* _Goal A_
Reproduce the invited talks text below in full, word for word.

* _Selected extract_
»»

August 18 @ 1:00 pm - 1:50 pm UTC-7

Invited Talks
13:00 – 13:20: Bunch of Wires: An Open and Versatile PHY Standard for Die-to-Die Interconnects
Invited Speakers: Elad Alon, Shahab Ardalan, Boris Murmann, Bapi Vinnakota and Venkata Satya Rao

Chiplet-based designs realize an ASIC product in a collection of dice within a single package. In 2019 at Hot Interconnect, we proposed the idea of a simple parallel, clock-forwarded D2D PHY named Bunch of Wires (BoW), resulting in the first open standard to support both commodity (organic laminate) and advanced packaging technologies. The BoW specification enables cost- and energy-efficient (0.25 – 0.5pJ/bit), high-performance (2-16Gb/s/line) designs across a wide range of process nodes (65nm – 5nm), packages, and use cases (25mm reach, <1e-15 BER), hence enabling significant economies of scale. This paper will review significant aspects of the specification, the flexibility the interface offers for system design, and prototypes as well as ASIC products already being developed around BoW.

13:20 – 13:50: Synchronous and Low-Latency Die-to-Die Interface for the IBM z16™ Telum Processor
Invited Speakers: Mike Spear, Dan Dreps, Chad Marquart and Andrew Turner

This talk describes the z16™ on-module die-to-die interface that connects two Telum processors on an 8-2-8 organic dual-chip module. The chip and interface architecture achieves a low power of 0.26 pJ/bit using standard available voltage rails and latency of 370 ps from latch to latch. Both chips are clocked from a single phase-locked loop from the primary chip and have a clock alignment means to allow the chip crossing to be totally synchronous without a forwarded I/O clock lane. The design is single ended with a bit rate of 2.7 Gb/s per lane. The logic and circuits have a small area footprint that allows for scaling below 50-micron C4 bumps if needed. Lane sparing methods are applied in manufacturing and test for the benefit of chip and package yield. Built-in self-test logic is implemented that requires no external probing of any C4 or micro-C4 bumps. The link training is simple with margin determination at module and box test. The circuit approaches are compatible with any current processor CMOS technology.

««

* _Record set_
»»

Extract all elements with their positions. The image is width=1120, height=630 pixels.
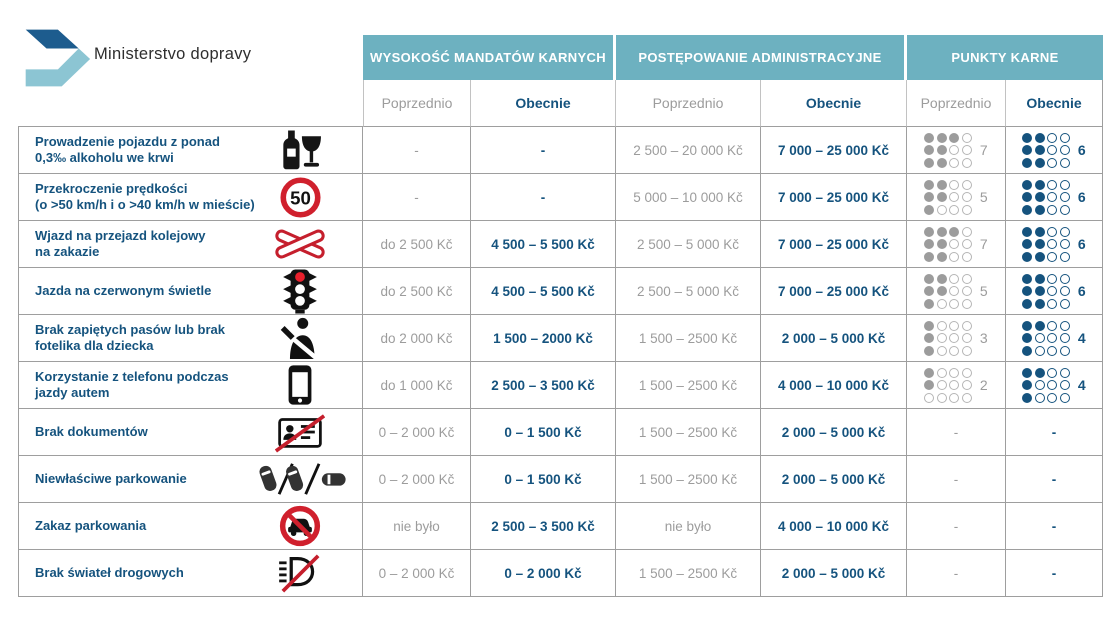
points-current-cell — [1006, 315, 1103, 362]
point-dot-filled — [1022, 227, 1032, 237]
subheader-points-current: Obecnie — [1006, 80, 1103, 127]
point-dot-filled — [1035, 299, 1045, 309]
admin-previous-cell: 2 500 – 20 000 Kč — [616, 127, 761, 174]
points-current-cell — [1006, 550, 1103, 597]
fine-previous-cell: - — [363, 174, 471, 221]
point-dot-empty — [1047, 252, 1057, 262]
point-dot-empty — [1060, 333, 1070, 343]
point-dot-filled — [924, 192, 934, 202]
wrong-parking-icon — [250, 460, 350, 498]
point-dot-filled — [1035, 321, 1045, 331]
violation-cell — [18, 221, 363, 268]
points-value: 6 — [1077, 142, 1086, 158]
fine-current-cell: 2 500 – 3 500 Kč — [471, 362, 616, 409]
point-dot-empty — [937, 299, 947, 309]
violation-label: Przekroczenie prędkości (o >50 km/h i o >40 km/h w mieście) — [35, 180, 255, 212]
group-header-administrative: POSTĘPOWANIE ADMINISTRACYJNE — [616, 35, 907, 80]
point-dot-filled — [1022, 239, 1032, 249]
violation-label: Korzystanie z telefonu podczas jazdy autem — [35, 368, 229, 400]
point-dot-filled — [924, 180, 934, 190]
point-dot-empty — [949, 299, 959, 309]
point-dot-filled — [924, 333, 934, 343]
point-dot-filled — [924, 145, 934, 155]
admin-current-cell: 4 000 – 10 000 Kč — [761, 503, 907, 550]
point-dot-empty — [962, 145, 972, 155]
point-dot-empty — [962, 346, 972, 356]
point-dot-empty — [949, 158, 959, 168]
point-dot-empty — [1047, 380, 1057, 390]
subheader-fines-current: Obecnie — [471, 80, 616, 127]
points-previous-cell — [907, 550, 1006, 597]
fine-current-cell: 0 – 1 500 Kč — [471, 456, 616, 503]
points-current-cell — [1006, 503, 1103, 550]
subheader-admin-previous: Poprzednio — [616, 80, 761, 127]
violation-cell — [18, 315, 363, 362]
point-dot-filled — [1022, 380, 1032, 390]
points-dot-grid — [1022, 368, 1070, 403]
point-dot-empty — [1060, 133, 1070, 143]
points-none-dash: - — [953, 565, 959, 581]
violation-label: Brak świateł drogowych — [35, 564, 184, 580]
point-dot-empty — [962, 380, 972, 390]
points-current-cell — [1006, 456, 1103, 503]
points-dot-grid — [1022, 180, 1070, 215]
point-dot-empty — [937, 393, 947, 403]
point-dot-empty — [1060, 393, 1070, 403]
fine-previous-cell: nie było — [363, 503, 471, 550]
point-dot-empty — [962, 133, 972, 143]
point-dot-empty — [1060, 286, 1070, 296]
points-current-cell — [1006, 268, 1103, 315]
points-value: 6 — [1077, 283, 1086, 299]
point-dot-filled — [1022, 158, 1032, 168]
point-dot-filled — [924, 205, 934, 215]
point-dot-empty — [962, 158, 972, 168]
point-dot-filled — [949, 133, 959, 143]
points-current-cell — [1006, 221, 1103, 268]
admin-current-cell: 7 000 – 25 000 Kč — [761, 127, 907, 174]
point-dot-empty — [962, 299, 972, 309]
no-headlights-icon — [250, 554, 350, 593]
fine-previous-cell: do 1 000 Kč — [363, 362, 471, 409]
violation-label: Wjazd na przejazd kolejowy na zakazie — [35, 227, 206, 259]
point-dot-filled — [937, 145, 947, 155]
points-previous-cell — [907, 409, 1006, 456]
admin-previous-cell: nie było — [616, 503, 761, 550]
violation-label: Niewłaściwe parkowanie — [35, 470, 187, 486]
violation-label: Brak zapiętych pasów lub brak fotelika dla dziecka — [35, 321, 226, 353]
point-dot-empty — [1047, 346, 1057, 356]
point-dot-filled — [937, 252, 947, 262]
admin-current-cell: 2 000 – 5 000 Kč — [761, 456, 907, 503]
point-dot-filled — [937, 180, 947, 190]
points-previous-cell — [907, 174, 1006, 221]
point-dot-filled — [937, 274, 947, 284]
fine-current-cell: 2 500 – 3 500 Kč — [471, 503, 616, 550]
point-dot-empty — [1047, 192, 1057, 202]
point-dot-empty — [937, 380, 947, 390]
point-dot-empty — [1047, 145, 1057, 155]
point-dot-empty — [1047, 368, 1057, 378]
subheader-spacer — [18, 80, 363, 127]
phone-icon — [250, 364, 350, 406]
point-dot-filled — [1022, 180, 1032, 190]
point-dot-empty — [962, 321, 972, 331]
violation-cell — [18, 174, 363, 221]
points-dot-grid — [924, 180, 972, 215]
point-dot-empty — [1060, 192, 1070, 202]
point-dot-empty — [962, 239, 972, 249]
point-dot-empty — [1047, 158, 1057, 168]
admin-current-cell: 4 000 – 10 000 Kč — [761, 362, 907, 409]
point-dot-empty — [962, 368, 972, 378]
fine-previous-cell: do 2 500 Kč — [363, 268, 471, 315]
point-dot-empty — [1060, 299, 1070, 309]
point-dot-filled — [1035, 145, 1045, 155]
point-dot-filled — [1022, 346, 1032, 356]
point-dot-empty — [949, 180, 959, 190]
fine-current-cell: - — [471, 127, 616, 174]
point-dot-empty — [937, 333, 947, 343]
point-dot-filled — [1022, 192, 1032, 202]
points-none-dash: - — [1051, 565, 1057, 581]
points-none-dash: - — [953, 471, 959, 487]
points-previous-cell — [907, 456, 1006, 503]
point-dot-empty — [1047, 180, 1057, 190]
points-dot-grid — [1022, 227, 1070, 262]
point-dot-filled — [1035, 274, 1045, 284]
point-dot-filled — [1022, 368, 1032, 378]
point-dot-filled — [1035, 205, 1045, 215]
admin-previous-cell: 1 500 – 2500 Kč — [616, 550, 761, 597]
points-current-cell — [1006, 174, 1103, 221]
point-dot-empty — [1060, 239, 1070, 249]
points-current-cell — [1006, 127, 1103, 174]
point-dot-empty — [949, 274, 959, 284]
points-value: 3 — [979, 330, 988, 346]
point-dot-empty — [1035, 393, 1045, 403]
point-dot-empty — [962, 252, 972, 262]
point-dot-empty — [1060, 321, 1070, 331]
point-dot-empty — [1035, 333, 1045, 343]
points-dot-grid — [924, 368, 972, 403]
violation-cell — [18, 456, 363, 503]
point-dot-empty — [1035, 346, 1045, 356]
admin-current-cell: 7 000 – 25 000 Kč — [761, 221, 907, 268]
points-previous-cell — [907, 315, 1006, 362]
point-dot-filled — [924, 299, 934, 309]
points-current-cell — [1006, 362, 1103, 409]
admin-current-cell: 2 000 – 5 000 Kč — [761, 409, 907, 456]
point-dot-empty — [949, 252, 959, 262]
group-header-points: PUNKTY KARNE — [907, 35, 1103, 80]
alcohol-icon — [250, 130, 350, 170]
fine-current-cell: 4 500 – 5 500 Kč — [471, 268, 616, 315]
point-dot-filled — [1035, 158, 1045, 168]
point-dot-filled — [1022, 321, 1032, 331]
admin-previous-cell: 5 000 – 10 000 Kč — [616, 174, 761, 221]
point-dot-filled — [937, 239, 947, 249]
admin-previous-cell: 1 500 – 2500 Kč — [616, 362, 761, 409]
point-dot-empty — [962, 180, 972, 190]
fines-table — [18, 35, 1103, 597]
point-dot-empty — [937, 346, 947, 356]
point-dot-empty — [949, 321, 959, 331]
points-value: 5 — [979, 283, 988, 299]
point-dot-empty — [1060, 380, 1070, 390]
points-value: 4 — [1077, 377, 1086, 393]
fine-current-cell: - — [471, 174, 616, 221]
point-dot-filled — [1022, 145, 1032, 155]
point-dot-empty — [1047, 393, 1057, 403]
point-dot-empty — [1047, 286, 1057, 296]
point-dot-filled — [937, 133, 947, 143]
points-value: 6 — [1077, 189, 1086, 205]
point-dot-empty — [937, 205, 947, 215]
point-dot-filled — [924, 239, 934, 249]
point-dot-empty — [962, 274, 972, 284]
point-dot-filled — [937, 286, 947, 296]
no-parking-icon — [250, 505, 350, 547]
svg-text:50: 50 — [289, 186, 311, 208]
points-previous-cell — [907, 503, 1006, 550]
violation-label: Zakaz parkowania — [35, 517, 147, 533]
point-dot-empty — [1047, 239, 1057, 249]
railroad-crossing-icon — [250, 222, 350, 266]
point-dot-filled — [1022, 205, 1032, 215]
point-dot-empty — [962, 333, 972, 343]
point-dot-empty — [1047, 321, 1057, 331]
point-dot-filled — [937, 158, 947, 168]
point-dot-empty — [962, 192, 972, 202]
point-dot-filled — [1035, 368, 1045, 378]
subheader-fines-previous: Poprzednio — [363, 80, 471, 127]
points-dot-grid — [924, 227, 972, 262]
point-dot-filled — [1035, 286, 1045, 296]
points-dot-grid — [924, 133, 972, 168]
fine-previous-cell: - — [363, 127, 471, 174]
fine-previous-cell: do 2 000 Kč — [363, 315, 471, 362]
point-dot-filled — [1035, 239, 1045, 249]
points-dot-grid — [1022, 133, 1070, 168]
admin-current-cell: 2 000 – 5 000 Kč — [761, 550, 907, 597]
fine-current-cell: 4 500 – 5 500 Kč — [471, 221, 616, 268]
admin-current-cell: 7 000 – 25 000 Kč — [761, 268, 907, 315]
point-dot-filled — [937, 227, 947, 237]
point-dot-filled — [1035, 180, 1045, 190]
point-dot-filled — [1022, 274, 1032, 284]
point-dot-filled — [924, 158, 934, 168]
point-dot-empty — [949, 380, 959, 390]
violation-cell — [18, 550, 363, 597]
points-current-cell — [1006, 409, 1103, 456]
admin-current-cell: 2 000 – 5 000 Kč — [761, 315, 907, 362]
point-dot-empty — [1060, 274, 1070, 284]
violation-cell — [18, 503, 363, 550]
points-dot-grid — [1022, 321, 1070, 356]
speed-limit-50-icon — [250, 177, 350, 218]
point-dot-filled — [937, 192, 947, 202]
point-dot-empty — [1060, 368, 1070, 378]
point-dot-filled — [1022, 252, 1032, 262]
violation-cell — [18, 268, 363, 315]
point-dot-empty — [937, 368, 947, 378]
point-dot-filled — [1035, 133, 1045, 143]
point-dot-empty — [962, 286, 972, 296]
violation-cell — [18, 127, 363, 174]
violation-label: Jazda na czerwonym świetle — [35, 282, 212, 298]
subheader-points-previous: Poprzednio — [907, 80, 1006, 127]
point-dot-empty — [1060, 252, 1070, 262]
admin-previous-cell: 2 500 – 5 000 Kč — [616, 268, 761, 315]
fine-current-cell: 1 500 – 2000 Kč — [471, 315, 616, 362]
point-dot-empty — [937, 321, 947, 331]
admin-previous-cell: 1 500 – 2500 Kč — [616, 315, 761, 362]
fine-current-cell: 0 – 1 500 Kč — [471, 409, 616, 456]
fine-previous-cell: 0 – 2 000 Kč — [363, 456, 471, 503]
point-dot-filled — [1035, 192, 1045, 202]
point-dot-filled — [924, 368, 934, 378]
traffic-light-icon — [250, 269, 350, 314]
points-none-dash: - — [1051, 424, 1057, 440]
points-previous-cell — [907, 268, 1006, 315]
point-dot-empty — [949, 346, 959, 356]
admin-previous-cell: 1 500 – 2500 Kč — [616, 409, 761, 456]
points-dot-grid — [924, 274, 972, 309]
group-header-fines: WYSOKOŚĆ MANDATÓW KARNYCH — [363, 35, 616, 80]
subheader-admin-current: Obecnie — [761, 80, 907, 127]
point-dot-empty — [949, 333, 959, 343]
point-dot-empty — [962, 393, 972, 403]
fine-previous-cell: do 2 500 Kč — [363, 221, 471, 268]
point-dot-filled — [949, 227, 959, 237]
admin-previous-cell: 2 500 – 5 000 Kč — [616, 221, 761, 268]
point-dot-filled — [924, 227, 934, 237]
fine-previous-cell: 0 – 2 000 Kč — [363, 550, 471, 597]
point-dot-filled — [924, 321, 934, 331]
points-previous-cell — [907, 127, 1006, 174]
points-none-dash: - — [953, 424, 959, 440]
violation-label: Prowadzenie pojazdu z ponad 0,3‰ alkoholu we krwi — [35, 133, 220, 165]
point-dot-empty — [1060, 158, 1070, 168]
point-dot-empty — [1060, 205, 1070, 215]
point-dot-filled — [924, 252, 934, 262]
points-previous-cell — [907, 362, 1006, 409]
points-value: 7 — [979, 142, 988, 158]
point-dot-filled — [1035, 227, 1045, 237]
seatbelt-icon — [250, 317, 350, 359]
violation-label: Brak dokumentów — [35, 423, 148, 439]
point-dot-empty — [1047, 205, 1057, 215]
points-dot-grid — [1022, 274, 1070, 309]
point-dot-empty — [949, 145, 959, 155]
point-dot-empty — [1060, 346, 1070, 356]
violation-cell — [18, 409, 363, 456]
point-dot-filled — [1022, 333, 1032, 343]
point-dot-filled — [924, 274, 934, 284]
points-none-dash: - — [953, 518, 959, 534]
point-dot-filled — [1022, 299, 1032, 309]
points-previous-cell — [907, 221, 1006, 268]
fine-previous-cell: 0 – 2 000 Kč — [363, 409, 471, 456]
point-dot-empty — [1060, 180, 1070, 190]
fine-current-cell: 0 – 2 000 Kč — [471, 550, 616, 597]
point-dot-filled — [924, 346, 934, 356]
point-dot-empty — [962, 227, 972, 237]
point-dot-filled — [924, 286, 934, 296]
point-dot-empty — [949, 205, 959, 215]
ministry-title: Ministerstvo dopravy — [94, 45, 252, 63]
violation-cell — [18, 362, 363, 409]
point-dot-filled — [924, 133, 934, 143]
point-dot-empty — [949, 192, 959, 202]
point-dot-filled — [1022, 286, 1032, 296]
point-dot-filled — [1022, 133, 1032, 143]
points-none-dash: - — [1051, 518, 1057, 534]
points-value: 4 — [1077, 330, 1086, 346]
point-dot-empty — [1047, 274, 1057, 284]
point-dot-empty — [949, 239, 959, 249]
point-dot-empty — [1047, 333, 1057, 343]
points-value: 7 — [979, 236, 988, 252]
point-dot-empty — [949, 368, 959, 378]
points-dot-grid — [924, 321, 972, 356]
admin-current-cell: 7 000 – 25 000 Kč — [761, 174, 907, 221]
points-value: 2 — [979, 377, 988, 393]
point-dot-filled — [1035, 252, 1045, 262]
point-dot-filled — [1022, 393, 1032, 403]
point-dot-empty — [924, 393, 934, 403]
point-dot-empty — [949, 286, 959, 296]
point-dot-empty — [1035, 380, 1045, 390]
point-dot-empty — [949, 393, 959, 403]
point-dot-empty — [1047, 133, 1057, 143]
points-none-dash: - — [1051, 471, 1057, 487]
point-dot-empty — [1047, 299, 1057, 309]
table-header-spacer — [18, 35, 363, 80]
point-dot-empty — [1060, 145, 1070, 155]
points-value: 5 — [979, 189, 988, 205]
admin-previous-cell: 1 500 – 2500 Kč — [616, 456, 761, 503]
no-documents-icon — [250, 412, 350, 453]
point-dot-empty — [962, 205, 972, 215]
point-dot-empty — [1060, 227, 1070, 237]
point-dot-empty — [1047, 227, 1057, 237]
points-value: 6 — [1077, 236, 1086, 252]
point-dot-filled — [924, 380, 934, 390]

««

* _Goal B_
In the entries, go from the line with "points-current-cell — [1006, 315, 1103, 362]" to the line with "wrong-parking-icon — [250, 460, 350, 498]" and swap "point-dot-filled" for "point-dot-solid". Output only those lines and leave everything else in them unchanged.

* _Final result A_
August 18 @ 1:00 pm - 1:50 pm UTC-7

Invited Talks
13:00 – 13:20: Bunch of Wires: An Open and Versatile PHY Standard for Die-to-Die Interconnects
Invited Speakers: Elad Alon, Shahab Ardalan, Boris Murmann, Bapi Vinnakota and Venkata Satya Rao

Chiplet-based designs realize an ASIC product in a collection of dice within a single package. In 2019 at Hot Interconnect, we proposed the idea of a simple parallel, clock-forwarded D2D PHY named Bunch of Wires (BoW), resulting in the first open standard to support both commodity (organic laminate) and advanced packaging technologies. The BoW specification enables cost- and energy-efficient (0.25 – 0.5pJ/bit), high-performance (2-16Gb/s/line) designs across a wide range of process nodes (65nm – 5nm), packages, and use cases (25mm reach, <1e-15 BER), hence enabling significant economies of scale. This paper will review significant aspects of the specification, the flexibility the interface offers for system design, and prototypes as well as ASIC products already being developed around BoW.

13:20 – 13:50: Synchronous and Low-Latency Die-to-Die Interface for the IBM z16™ Telum Processor
Invited Speakers: Mike Spear, Dan Dreps, Chad Marquart and Andrew Turner

This talk describes the z16™ on-module die-to-die interface that connects two Telum processors on an 8-2-8 organic dual-chip module. The chip and interface architecture achieves a low power of 0.26 pJ/bit using standard available voltage rails and latency of 370 ps from latch to latch. Both chips are clocked from a single phase-locked loop from the primary chip and have a clock alignment means to allow the chip crossing to be totally synchronous without a forwarded I/O clock lane. The design is single ended with a bit rate of 2.7 Gb/s per lane. The logic and circuits have a small area footprint that allows for scaling below 50-micron C4 bumps if needed. Lane sparing methods are applied in manufacturing and test for the benefit of chip and package yield. Built-in self-test logic is implemented that requires no external probing of any C4 or micro-C4 bumps. The link training is simple with margin determination at module and box test. The circuit approaches are compatible with any current processor CMOS technology.

* _Final result B_
points-current-cell — [1006, 315, 1103, 362]
point-dot-solid — [1022, 227, 1032, 237]
subheader-points-current: Obecnie — [1006, 80, 1103, 127]
point-dot-solid — [1035, 299, 1045, 309]
admin-previous-cell: 2 500 – 20 000 Kč — [616, 127, 761, 174]
points-current-cell — [1006, 550, 1103, 597]
fine-previous-cell: - — [363, 174, 471, 221]
point-dot-empty — [1047, 252, 1057, 262]
point-dot-empty — [1060, 333, 1070, 343]
point-dot-solid — [924, 192, 934, 202]
wrong-parking-icon — [250, 460, 350, 498]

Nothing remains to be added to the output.